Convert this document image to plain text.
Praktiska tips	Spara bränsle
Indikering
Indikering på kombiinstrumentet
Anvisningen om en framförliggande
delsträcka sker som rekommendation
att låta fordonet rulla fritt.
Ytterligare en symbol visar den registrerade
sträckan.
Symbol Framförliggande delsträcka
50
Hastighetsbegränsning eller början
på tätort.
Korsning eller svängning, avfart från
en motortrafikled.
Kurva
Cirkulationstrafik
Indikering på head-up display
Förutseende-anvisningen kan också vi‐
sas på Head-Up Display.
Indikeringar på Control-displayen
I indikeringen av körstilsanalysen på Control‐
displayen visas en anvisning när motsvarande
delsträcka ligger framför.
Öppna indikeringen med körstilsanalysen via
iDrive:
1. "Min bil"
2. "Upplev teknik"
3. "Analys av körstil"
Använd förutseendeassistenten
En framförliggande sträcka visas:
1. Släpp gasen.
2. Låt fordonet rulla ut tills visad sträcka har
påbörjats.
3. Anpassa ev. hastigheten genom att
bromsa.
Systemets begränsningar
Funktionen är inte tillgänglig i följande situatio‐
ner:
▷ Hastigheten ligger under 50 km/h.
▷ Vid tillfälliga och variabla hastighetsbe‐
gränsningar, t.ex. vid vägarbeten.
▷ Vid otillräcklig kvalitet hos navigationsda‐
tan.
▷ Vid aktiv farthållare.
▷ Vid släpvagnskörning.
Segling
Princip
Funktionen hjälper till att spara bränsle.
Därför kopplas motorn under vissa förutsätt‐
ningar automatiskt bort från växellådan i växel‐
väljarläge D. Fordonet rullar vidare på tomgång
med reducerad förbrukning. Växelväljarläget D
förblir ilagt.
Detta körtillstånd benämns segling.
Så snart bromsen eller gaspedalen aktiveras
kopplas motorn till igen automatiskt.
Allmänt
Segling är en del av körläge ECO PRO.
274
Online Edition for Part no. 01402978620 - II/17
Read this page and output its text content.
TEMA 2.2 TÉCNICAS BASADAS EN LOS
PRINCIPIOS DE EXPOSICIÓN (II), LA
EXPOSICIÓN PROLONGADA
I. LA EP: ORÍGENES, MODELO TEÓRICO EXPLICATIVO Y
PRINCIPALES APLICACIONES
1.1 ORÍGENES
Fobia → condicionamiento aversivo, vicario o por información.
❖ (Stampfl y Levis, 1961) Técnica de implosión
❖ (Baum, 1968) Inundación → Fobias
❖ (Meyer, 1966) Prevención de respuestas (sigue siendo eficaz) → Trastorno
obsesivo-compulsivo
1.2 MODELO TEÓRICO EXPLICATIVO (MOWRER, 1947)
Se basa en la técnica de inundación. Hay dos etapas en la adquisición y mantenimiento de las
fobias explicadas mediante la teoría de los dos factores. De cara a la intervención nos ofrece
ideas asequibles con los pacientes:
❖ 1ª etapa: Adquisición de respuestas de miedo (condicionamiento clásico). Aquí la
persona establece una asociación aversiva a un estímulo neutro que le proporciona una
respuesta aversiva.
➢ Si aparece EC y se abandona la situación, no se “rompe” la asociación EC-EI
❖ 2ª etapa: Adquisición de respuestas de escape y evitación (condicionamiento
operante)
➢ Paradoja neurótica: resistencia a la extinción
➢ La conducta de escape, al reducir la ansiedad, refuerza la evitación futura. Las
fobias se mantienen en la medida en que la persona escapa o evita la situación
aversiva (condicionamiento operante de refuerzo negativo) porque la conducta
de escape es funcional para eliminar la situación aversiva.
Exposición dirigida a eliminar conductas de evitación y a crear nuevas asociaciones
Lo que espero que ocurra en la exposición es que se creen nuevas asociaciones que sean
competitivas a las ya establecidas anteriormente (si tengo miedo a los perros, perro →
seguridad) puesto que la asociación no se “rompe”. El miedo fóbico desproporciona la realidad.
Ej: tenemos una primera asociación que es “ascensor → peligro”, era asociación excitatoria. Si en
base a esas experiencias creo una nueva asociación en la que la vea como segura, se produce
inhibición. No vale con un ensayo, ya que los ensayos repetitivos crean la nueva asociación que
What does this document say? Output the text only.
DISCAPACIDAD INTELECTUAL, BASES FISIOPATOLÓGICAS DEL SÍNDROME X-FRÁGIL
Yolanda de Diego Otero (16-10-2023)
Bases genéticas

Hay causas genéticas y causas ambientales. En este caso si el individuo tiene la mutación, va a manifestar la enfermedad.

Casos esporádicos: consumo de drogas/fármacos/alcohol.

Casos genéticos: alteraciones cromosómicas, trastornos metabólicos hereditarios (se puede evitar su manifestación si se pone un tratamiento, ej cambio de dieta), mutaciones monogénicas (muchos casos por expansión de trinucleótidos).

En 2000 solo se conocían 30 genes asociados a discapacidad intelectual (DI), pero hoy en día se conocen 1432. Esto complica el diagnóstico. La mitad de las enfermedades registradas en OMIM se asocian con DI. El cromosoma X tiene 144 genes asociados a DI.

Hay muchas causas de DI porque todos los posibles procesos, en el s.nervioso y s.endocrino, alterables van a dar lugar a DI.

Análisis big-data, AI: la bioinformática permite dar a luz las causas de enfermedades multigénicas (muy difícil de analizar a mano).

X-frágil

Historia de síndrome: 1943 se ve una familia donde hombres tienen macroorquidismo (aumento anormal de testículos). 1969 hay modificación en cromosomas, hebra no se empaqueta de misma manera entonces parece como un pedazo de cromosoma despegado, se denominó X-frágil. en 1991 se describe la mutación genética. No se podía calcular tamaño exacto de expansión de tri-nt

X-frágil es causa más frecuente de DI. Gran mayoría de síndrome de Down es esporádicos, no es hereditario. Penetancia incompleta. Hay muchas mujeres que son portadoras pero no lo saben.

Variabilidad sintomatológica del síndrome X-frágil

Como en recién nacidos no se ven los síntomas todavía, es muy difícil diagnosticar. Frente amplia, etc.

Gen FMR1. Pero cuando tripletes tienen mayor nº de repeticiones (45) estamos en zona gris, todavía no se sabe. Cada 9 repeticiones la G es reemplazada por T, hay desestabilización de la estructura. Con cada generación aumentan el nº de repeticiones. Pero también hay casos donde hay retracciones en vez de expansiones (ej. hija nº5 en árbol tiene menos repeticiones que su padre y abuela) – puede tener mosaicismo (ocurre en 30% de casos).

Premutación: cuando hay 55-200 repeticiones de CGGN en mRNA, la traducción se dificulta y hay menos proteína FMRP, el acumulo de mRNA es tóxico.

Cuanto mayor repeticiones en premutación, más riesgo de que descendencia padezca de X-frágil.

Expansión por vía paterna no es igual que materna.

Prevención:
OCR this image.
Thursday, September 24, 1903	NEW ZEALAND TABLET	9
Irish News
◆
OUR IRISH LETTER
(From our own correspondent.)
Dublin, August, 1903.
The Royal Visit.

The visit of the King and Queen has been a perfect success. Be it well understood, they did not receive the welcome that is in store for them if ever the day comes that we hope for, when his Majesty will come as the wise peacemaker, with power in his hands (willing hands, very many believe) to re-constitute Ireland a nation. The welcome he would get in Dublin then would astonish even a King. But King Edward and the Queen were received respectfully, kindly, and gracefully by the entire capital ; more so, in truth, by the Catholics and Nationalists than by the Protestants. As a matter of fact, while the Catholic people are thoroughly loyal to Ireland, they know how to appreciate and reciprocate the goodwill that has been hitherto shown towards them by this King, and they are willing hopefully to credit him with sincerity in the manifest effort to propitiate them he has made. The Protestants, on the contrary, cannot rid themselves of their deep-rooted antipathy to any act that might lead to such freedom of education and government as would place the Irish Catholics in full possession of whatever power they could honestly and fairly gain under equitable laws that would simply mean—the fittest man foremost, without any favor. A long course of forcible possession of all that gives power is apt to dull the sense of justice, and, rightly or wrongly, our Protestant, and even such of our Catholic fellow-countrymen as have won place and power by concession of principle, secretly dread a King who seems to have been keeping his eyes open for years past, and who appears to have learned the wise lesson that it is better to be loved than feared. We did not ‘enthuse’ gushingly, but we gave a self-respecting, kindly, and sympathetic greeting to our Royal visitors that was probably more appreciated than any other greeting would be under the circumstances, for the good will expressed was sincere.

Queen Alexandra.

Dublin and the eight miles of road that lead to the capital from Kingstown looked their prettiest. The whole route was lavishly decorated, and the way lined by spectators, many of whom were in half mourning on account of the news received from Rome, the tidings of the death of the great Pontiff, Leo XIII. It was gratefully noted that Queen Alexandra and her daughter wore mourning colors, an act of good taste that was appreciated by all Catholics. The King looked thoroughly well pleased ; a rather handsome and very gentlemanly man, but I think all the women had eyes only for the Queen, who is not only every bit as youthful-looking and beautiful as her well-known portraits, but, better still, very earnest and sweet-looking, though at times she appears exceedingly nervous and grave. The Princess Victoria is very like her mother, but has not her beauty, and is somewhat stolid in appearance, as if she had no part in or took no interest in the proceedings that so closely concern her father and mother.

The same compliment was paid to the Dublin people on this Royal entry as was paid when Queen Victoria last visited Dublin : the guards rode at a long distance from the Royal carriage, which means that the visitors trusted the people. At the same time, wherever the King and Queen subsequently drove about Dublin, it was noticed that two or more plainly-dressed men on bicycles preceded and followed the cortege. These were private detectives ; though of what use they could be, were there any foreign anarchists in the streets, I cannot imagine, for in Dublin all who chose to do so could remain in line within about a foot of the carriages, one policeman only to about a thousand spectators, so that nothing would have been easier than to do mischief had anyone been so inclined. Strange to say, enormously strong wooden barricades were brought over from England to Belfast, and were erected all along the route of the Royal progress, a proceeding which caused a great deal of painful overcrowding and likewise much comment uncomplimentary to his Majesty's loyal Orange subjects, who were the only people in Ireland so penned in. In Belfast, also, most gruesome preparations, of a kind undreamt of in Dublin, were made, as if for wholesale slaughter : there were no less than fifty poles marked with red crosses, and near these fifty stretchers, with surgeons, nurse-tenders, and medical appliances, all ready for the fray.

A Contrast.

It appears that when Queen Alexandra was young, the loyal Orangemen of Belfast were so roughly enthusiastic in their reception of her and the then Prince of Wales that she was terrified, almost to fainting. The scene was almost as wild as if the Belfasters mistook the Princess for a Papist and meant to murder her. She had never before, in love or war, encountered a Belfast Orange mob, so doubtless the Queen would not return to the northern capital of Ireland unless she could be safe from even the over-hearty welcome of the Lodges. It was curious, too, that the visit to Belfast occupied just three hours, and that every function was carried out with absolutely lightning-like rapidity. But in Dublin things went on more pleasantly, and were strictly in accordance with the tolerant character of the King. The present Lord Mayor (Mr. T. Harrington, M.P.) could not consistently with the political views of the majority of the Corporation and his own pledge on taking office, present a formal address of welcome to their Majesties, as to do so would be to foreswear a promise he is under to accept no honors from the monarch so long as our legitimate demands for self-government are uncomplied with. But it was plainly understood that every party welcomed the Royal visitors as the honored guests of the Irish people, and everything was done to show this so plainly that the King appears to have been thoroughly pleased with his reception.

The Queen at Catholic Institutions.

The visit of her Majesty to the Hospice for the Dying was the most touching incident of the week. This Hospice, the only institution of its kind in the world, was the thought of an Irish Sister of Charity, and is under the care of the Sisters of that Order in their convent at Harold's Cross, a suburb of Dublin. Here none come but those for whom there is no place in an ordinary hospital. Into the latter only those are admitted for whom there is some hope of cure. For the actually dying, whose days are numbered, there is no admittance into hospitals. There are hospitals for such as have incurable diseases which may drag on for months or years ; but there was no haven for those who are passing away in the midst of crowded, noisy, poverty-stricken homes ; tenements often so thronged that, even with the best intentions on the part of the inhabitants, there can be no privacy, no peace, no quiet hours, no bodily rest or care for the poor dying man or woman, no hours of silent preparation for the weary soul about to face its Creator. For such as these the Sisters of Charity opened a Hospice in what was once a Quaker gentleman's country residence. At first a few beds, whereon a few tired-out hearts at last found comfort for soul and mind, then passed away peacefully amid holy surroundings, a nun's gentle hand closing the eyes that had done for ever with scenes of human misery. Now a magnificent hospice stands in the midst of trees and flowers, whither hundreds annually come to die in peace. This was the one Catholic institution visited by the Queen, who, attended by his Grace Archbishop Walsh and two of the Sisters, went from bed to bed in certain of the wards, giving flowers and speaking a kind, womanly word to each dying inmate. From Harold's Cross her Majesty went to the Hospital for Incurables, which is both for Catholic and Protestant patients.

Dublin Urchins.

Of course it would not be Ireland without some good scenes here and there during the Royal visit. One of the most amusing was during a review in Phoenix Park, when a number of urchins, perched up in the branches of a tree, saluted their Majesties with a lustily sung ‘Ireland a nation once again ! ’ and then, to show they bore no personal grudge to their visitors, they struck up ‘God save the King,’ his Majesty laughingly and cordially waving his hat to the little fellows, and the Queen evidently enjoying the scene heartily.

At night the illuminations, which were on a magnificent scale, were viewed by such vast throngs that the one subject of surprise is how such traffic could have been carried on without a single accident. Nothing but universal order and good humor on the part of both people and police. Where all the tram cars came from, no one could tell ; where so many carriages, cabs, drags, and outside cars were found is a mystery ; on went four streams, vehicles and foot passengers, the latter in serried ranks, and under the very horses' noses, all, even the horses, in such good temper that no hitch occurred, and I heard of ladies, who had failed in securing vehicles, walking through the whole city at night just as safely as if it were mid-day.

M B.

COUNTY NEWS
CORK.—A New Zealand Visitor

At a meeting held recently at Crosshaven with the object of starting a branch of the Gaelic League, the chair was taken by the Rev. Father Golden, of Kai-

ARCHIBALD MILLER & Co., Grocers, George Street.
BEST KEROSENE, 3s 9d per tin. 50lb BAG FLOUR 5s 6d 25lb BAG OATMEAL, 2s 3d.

········

TASK DETAILS:
Report each line of the records that holds the word "porque".

OUTPUT BELOW:
aversiva (condicionamiento operante de refuerzo negativo) porque la conducta
Hay muchas causas de DI porque todos los posibles procesos, en el s.nervioso y s.endocrino, alterables van a dar lugar a DI.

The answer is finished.